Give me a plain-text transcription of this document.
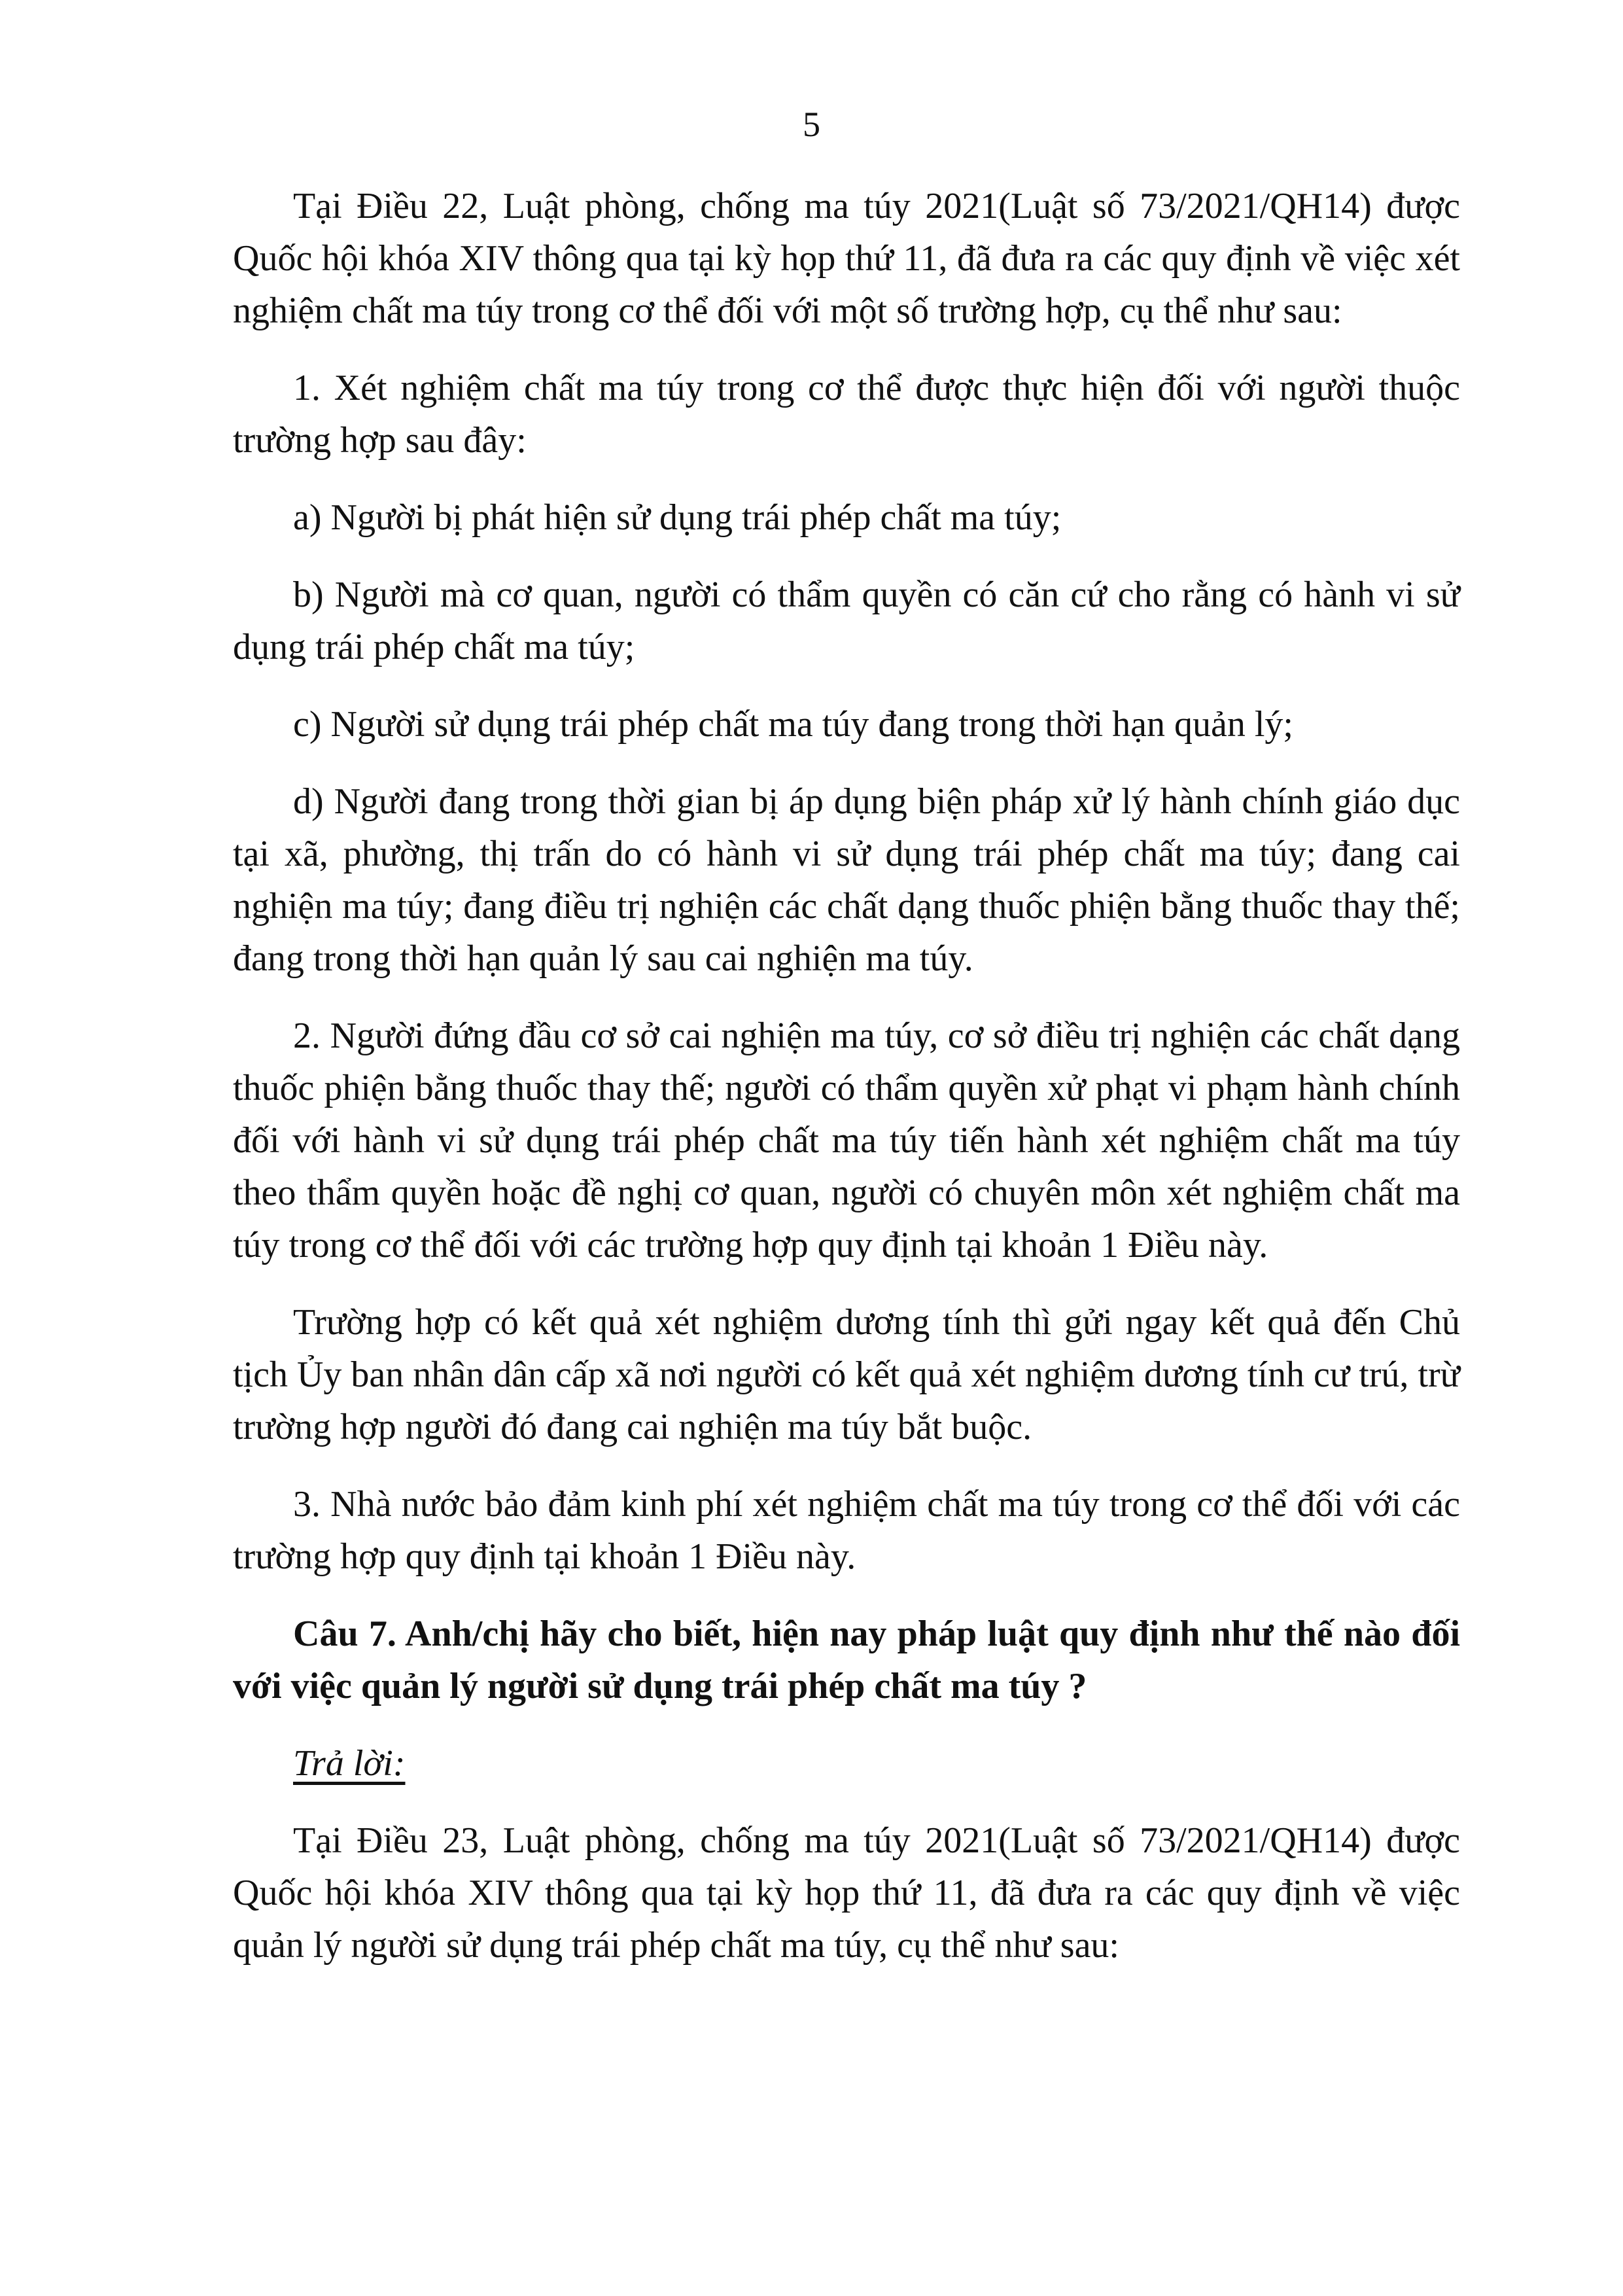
5

Tại Điều 22, Luật phòng, chống ma túy 2021(Luật số 73/2021/QH14) được Quốc hội khóa XIV thông qua tại kỳ họp thứ 11, đã đưa ra các quy định về việc xét nghiệm chất ma túy trong cơ thể đối với một số trường hợp, cụ thể như sau:

1. Xét nghiệm chất ma túy trong cơ thể được thực hiện đối với người thuộc trường hợp sau đây:

a) Người bị phát hiện sử dụng trái phép chất ma túy;

b) Người mà cơ quan, người có thẩm quyền có căn cứ cho rằng có hành vi sử dụng trái phép chất ma túy;

c) Người sử dụng trái phép chất ma túy đang trong thời hạn quản lý;

d) Người đang trong thời gian bị áp dụng biện pháp xử lý hành chính giáo dục tại xã, phường, thị trấn do có hành vi sử dụng trái phép chất ma túy; đang cai nghiện ma túy; đang điều trị nghiện các chất dạng thuốc phiện bằng thuốc thay thế; đang trong thời hạn quản lý sau cai nghiện ma túy.

2. Người đứng đầu cơ sở cai nghiện ma túy, cơ sở điều trị nghiện các chất dạng thuốc phiện bằng thuốc thay thế; người có thẩm quyền xử phạt vi phạm hành chính đối với hành vi sử dụng trái phép chất ma túy tiến hành xét nghiệm chất ma túy theo thẩm quyền hoặc đề nghị cơ quan, người có chuyên môn xét nghiệm chất ma túy trong cơ thể đối với các trường hợp quy định tại khoản 1 Điều này.

Trường hợp có kết quả xét nghiệm dương tính thì gửi ngay kết quả đến Chủ tịch Ủy ban nhân dân cấp xã nơi người có kết quả xét nghiệm dương tính cư trú, trừ trường hợp người đó đang cai nghiện ma túy bắt buộc.

3. Nhà nước bảo đảm kinh phí xét nghiệm chất ma túy trong cơ thể đối với các trường hợp quy định tại khoản 1 Điều này.

Câu 7. Anh/chị hãy cho biết, hiện nay pháp luật quy định như thế nào đối với việc quản lý người sử dụng trái phép chất ma túy ?

Trả lời:

Tại Điều 23, Luật phòng, chống ma túy 2021(Luật số 73/2021/QH14) được Quốc hội khóa XIV thông qua tại kỳ họp thứ 11, đã đưa ra các quy định về việc quản lý người sử dụng trái phép chất ma túy, cụ thể như sau:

▶ _TASK DIRECTIONS_
Every entry above is to be set down exactly; the pictures are to be left out.

▶ _WRITTEN ANSWER_
Give me a plain-text transcription of this document.
5

Tại Điều 22, Luật phòng, chống ma túy 2021(Luật số 73/2021/QH14) được Quốc hội khóa XIV thông qua tại kỳ họp thứ 11, đã đưa ra các quy định về việc xét nghiệm chất ma túy trong cơ thể đối với một số trường hợp, cụ thể như sau:

1. Xét nghiệm chất ma túy trong cơ thể được thực hiện đối với người thuộc trường hợp sau đây:

a) Người bị phát hiện sử dụng trái phép chất ma túy;

b) Người mà cơ quan, người có thẩm quyền có căn cứ cho rằng có hành vi sử dụng trái phép chất ma túy;

c) Người sử dụng trái phép chất ma túy đang trong thời hạn quản lý;

d) Người đang trong thời gian bị áp dụng biện pháp xử lý hành chính giáo dục tại xã, phường, thị trấn do có hành vi sử dụng trái phép chất ma túy; đang cai nghiện ma túy; đang điều trị nghiện các chất dạng thuốc phiện bằng thuốc thay thế; đang trong thời hạn quản lý sau cai nghiện ma túy.

2. Người đứng đầu cơ sở cai nghiện ma túy, cơ sở điều trị nghiện các chất dạng thuốc phiện bằng thuốc thay thế; người có thẩm quyền xử phạt vi phạm hành chính đối với hành vi sử dụng trái phép chất ma túy tiến hành xét nghiệm chất ma túy theo thẩm quyền hoặc đề nghị cơ quan, người có chuyên môn xét nghiệm chất ma túy trong cơ thể đối với các trường hợp quy định tại khoản 1 Điều này.

Trường hợp có kết quả xét nghiệm dương tính thì gửi ngay kết quả đến Chủ tịch Ủy ban nhân dân cấp xã nơi người có kết quả xét nghiệm dương tính cư trú, trừ trường hợp người đó đang cai nghiện ma túy bắt buộc.

3. Nhà nước bảo đảm kinh phí xét nghiệm chất ma túy trong cơ thể đối với các trường hợp quy định tại khoản 1 Điều này.

Câu 7. Anh/chị hãy cho biết, hiện nay pháp luật quy định như thế nào đối với việc quản lý người sử dụng trái phép chất ma túy ?

Trả lời:

Tại Điều 23, Luật phòng, chống ma túy 2021(Luật số 73/2021/QH14) được Quốc hội khóa XIV thông qua tại kỳ họp thứ 11, đã đưa ra các quy định về việc quản lý người sử dụng trái phép chất ma túy, cụ thể như sau:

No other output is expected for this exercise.